▶ _REQUIREMENTS_
Which of the lines below contain the string "window", with case counting? Copy each such line in full.

▶ _EXERCISE INPUTS_
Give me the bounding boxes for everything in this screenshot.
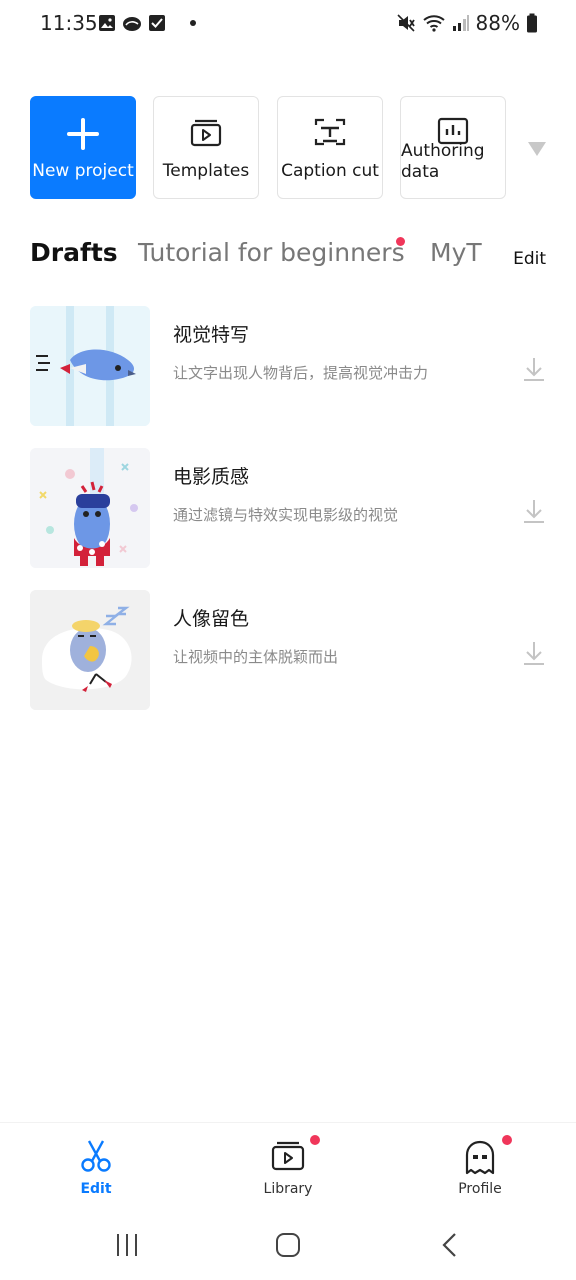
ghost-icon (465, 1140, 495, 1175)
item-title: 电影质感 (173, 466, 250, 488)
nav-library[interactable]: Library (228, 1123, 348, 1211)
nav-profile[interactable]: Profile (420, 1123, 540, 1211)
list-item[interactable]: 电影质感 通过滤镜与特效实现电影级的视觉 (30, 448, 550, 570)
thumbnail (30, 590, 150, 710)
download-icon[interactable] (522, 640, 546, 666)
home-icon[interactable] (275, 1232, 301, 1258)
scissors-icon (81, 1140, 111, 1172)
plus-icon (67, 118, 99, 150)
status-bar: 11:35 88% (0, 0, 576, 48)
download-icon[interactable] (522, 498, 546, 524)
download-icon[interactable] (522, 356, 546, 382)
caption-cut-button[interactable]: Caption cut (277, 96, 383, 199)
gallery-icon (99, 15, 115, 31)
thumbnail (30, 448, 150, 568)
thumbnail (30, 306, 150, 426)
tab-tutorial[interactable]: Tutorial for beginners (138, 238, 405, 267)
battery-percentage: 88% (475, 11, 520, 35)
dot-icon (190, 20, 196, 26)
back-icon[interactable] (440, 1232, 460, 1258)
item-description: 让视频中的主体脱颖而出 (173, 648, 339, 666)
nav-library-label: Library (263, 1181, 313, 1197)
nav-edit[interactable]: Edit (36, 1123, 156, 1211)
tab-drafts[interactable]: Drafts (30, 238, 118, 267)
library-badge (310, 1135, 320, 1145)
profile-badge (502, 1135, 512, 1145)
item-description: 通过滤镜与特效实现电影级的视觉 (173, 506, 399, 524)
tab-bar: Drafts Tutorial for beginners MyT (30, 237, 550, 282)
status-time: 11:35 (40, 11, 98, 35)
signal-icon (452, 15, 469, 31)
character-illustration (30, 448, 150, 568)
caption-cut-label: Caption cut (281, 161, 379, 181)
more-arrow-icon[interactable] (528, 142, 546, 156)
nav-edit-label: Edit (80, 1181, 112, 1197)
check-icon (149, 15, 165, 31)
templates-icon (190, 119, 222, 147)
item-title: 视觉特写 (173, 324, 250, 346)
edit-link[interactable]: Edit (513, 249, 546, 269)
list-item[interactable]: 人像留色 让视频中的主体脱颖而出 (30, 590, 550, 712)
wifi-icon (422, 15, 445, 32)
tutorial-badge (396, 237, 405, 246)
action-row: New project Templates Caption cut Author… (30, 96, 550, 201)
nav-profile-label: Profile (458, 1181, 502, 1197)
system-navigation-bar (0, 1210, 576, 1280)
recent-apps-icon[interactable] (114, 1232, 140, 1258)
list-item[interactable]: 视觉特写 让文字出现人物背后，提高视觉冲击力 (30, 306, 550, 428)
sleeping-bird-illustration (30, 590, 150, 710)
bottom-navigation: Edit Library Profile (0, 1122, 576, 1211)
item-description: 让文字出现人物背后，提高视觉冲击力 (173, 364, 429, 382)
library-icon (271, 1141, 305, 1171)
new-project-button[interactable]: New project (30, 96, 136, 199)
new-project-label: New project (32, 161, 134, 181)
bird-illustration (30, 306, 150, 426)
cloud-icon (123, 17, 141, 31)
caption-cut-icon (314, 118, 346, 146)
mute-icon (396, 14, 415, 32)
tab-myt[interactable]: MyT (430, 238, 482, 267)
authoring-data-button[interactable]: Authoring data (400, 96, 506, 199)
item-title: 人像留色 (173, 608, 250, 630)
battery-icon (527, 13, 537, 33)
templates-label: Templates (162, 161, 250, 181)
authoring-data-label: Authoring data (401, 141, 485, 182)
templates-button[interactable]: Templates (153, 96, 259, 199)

...

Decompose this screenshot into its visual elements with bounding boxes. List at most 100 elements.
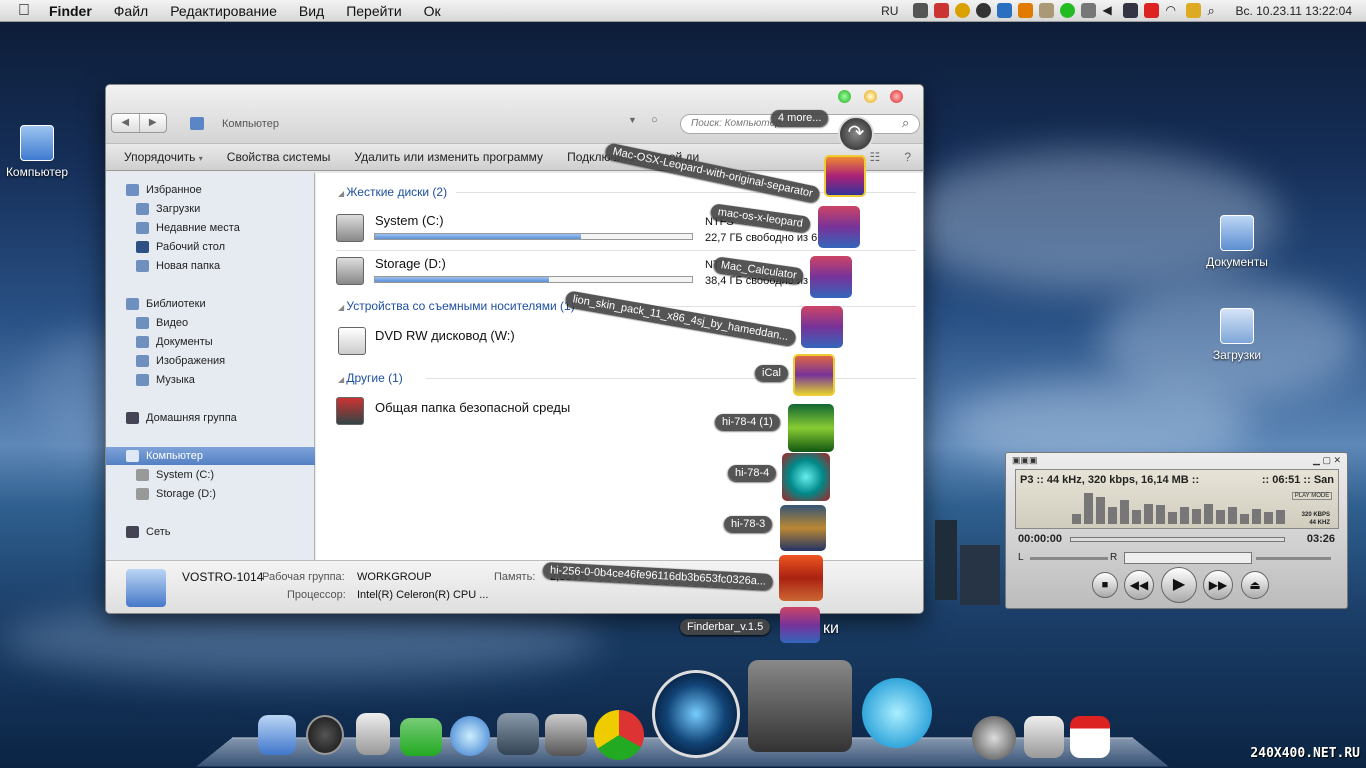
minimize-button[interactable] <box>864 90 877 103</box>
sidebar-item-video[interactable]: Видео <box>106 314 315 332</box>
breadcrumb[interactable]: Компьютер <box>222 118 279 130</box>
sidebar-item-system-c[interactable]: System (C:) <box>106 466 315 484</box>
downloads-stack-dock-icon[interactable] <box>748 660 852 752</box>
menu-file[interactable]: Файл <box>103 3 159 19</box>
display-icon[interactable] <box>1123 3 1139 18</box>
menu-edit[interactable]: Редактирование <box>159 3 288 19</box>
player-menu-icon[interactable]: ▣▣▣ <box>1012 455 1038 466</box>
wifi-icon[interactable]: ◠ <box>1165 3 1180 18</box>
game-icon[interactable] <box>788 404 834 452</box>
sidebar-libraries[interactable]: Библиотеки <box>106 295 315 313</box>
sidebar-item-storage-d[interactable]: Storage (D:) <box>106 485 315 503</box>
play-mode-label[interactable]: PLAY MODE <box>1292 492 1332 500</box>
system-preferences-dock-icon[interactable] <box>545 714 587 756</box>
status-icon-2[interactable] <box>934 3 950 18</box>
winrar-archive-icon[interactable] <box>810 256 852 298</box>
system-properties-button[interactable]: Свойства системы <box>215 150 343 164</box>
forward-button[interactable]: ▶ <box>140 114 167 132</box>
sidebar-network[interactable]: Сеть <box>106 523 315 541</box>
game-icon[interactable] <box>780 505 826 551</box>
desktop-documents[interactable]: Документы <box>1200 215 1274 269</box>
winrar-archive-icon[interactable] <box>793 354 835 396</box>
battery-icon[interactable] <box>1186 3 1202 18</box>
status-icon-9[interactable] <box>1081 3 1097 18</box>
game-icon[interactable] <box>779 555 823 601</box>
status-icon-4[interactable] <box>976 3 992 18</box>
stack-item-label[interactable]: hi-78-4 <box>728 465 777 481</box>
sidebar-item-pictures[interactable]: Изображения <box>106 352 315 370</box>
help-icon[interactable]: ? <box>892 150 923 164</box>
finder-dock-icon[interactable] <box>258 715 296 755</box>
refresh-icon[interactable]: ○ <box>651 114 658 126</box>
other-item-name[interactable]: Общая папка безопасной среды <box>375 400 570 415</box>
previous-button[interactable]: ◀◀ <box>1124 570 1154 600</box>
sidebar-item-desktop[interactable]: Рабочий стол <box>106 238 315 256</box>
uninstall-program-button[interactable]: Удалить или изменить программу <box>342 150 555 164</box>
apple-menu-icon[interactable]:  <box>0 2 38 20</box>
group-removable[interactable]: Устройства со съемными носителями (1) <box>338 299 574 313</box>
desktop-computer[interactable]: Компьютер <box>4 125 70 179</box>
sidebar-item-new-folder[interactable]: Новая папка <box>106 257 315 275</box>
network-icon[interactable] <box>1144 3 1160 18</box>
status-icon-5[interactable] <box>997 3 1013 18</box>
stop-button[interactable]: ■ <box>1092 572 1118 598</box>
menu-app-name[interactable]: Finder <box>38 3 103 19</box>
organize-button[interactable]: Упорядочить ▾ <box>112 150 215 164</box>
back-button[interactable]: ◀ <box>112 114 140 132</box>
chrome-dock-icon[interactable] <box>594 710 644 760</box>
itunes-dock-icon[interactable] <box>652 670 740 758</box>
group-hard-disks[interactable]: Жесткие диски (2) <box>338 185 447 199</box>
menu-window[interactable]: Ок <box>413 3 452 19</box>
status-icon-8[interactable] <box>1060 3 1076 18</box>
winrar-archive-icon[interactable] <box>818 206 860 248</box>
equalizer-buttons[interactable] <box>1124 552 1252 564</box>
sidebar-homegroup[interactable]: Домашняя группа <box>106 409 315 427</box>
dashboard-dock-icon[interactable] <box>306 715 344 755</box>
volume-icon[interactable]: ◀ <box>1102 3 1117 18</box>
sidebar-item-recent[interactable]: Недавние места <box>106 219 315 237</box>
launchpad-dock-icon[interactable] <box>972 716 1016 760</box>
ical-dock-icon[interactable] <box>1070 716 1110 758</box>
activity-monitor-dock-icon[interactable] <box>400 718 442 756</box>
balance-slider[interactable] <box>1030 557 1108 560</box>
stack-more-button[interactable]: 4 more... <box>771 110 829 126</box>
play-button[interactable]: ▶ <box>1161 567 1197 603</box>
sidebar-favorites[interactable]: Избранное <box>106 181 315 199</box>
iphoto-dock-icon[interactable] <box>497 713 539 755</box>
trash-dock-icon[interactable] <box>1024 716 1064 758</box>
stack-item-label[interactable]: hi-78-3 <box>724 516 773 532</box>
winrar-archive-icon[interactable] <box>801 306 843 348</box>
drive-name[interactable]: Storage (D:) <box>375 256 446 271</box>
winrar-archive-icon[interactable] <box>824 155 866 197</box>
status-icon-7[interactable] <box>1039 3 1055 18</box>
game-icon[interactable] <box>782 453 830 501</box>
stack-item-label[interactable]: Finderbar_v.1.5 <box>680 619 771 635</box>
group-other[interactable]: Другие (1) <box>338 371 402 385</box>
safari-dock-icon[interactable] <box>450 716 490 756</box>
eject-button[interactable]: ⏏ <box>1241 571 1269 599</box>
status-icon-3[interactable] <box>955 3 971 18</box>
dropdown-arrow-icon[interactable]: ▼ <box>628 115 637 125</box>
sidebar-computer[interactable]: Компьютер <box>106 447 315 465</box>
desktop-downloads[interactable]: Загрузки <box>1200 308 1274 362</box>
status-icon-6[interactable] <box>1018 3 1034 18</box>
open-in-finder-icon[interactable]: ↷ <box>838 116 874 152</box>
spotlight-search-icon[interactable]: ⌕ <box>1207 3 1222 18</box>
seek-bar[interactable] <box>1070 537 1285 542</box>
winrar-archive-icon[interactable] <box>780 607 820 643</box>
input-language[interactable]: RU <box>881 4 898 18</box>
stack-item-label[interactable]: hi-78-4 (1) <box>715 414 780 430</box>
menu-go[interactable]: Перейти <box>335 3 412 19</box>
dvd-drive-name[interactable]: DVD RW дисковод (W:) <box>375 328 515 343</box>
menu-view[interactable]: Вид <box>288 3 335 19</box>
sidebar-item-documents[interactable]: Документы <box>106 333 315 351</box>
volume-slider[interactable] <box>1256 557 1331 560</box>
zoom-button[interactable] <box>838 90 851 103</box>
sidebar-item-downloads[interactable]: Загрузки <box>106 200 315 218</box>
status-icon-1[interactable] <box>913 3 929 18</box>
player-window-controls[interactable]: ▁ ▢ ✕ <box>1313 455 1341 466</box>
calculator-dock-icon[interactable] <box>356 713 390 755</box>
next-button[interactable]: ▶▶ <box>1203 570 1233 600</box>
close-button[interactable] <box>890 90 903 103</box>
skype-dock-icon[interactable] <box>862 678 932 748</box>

▶ _RESPONSE TO THIS EXERCISE_
menu-window[interactable]: Ок <box>413 3 452 19</box>
player-window-controls[interactable]: ▁ ▢ ✕ <box>1313 455 1341 466</box>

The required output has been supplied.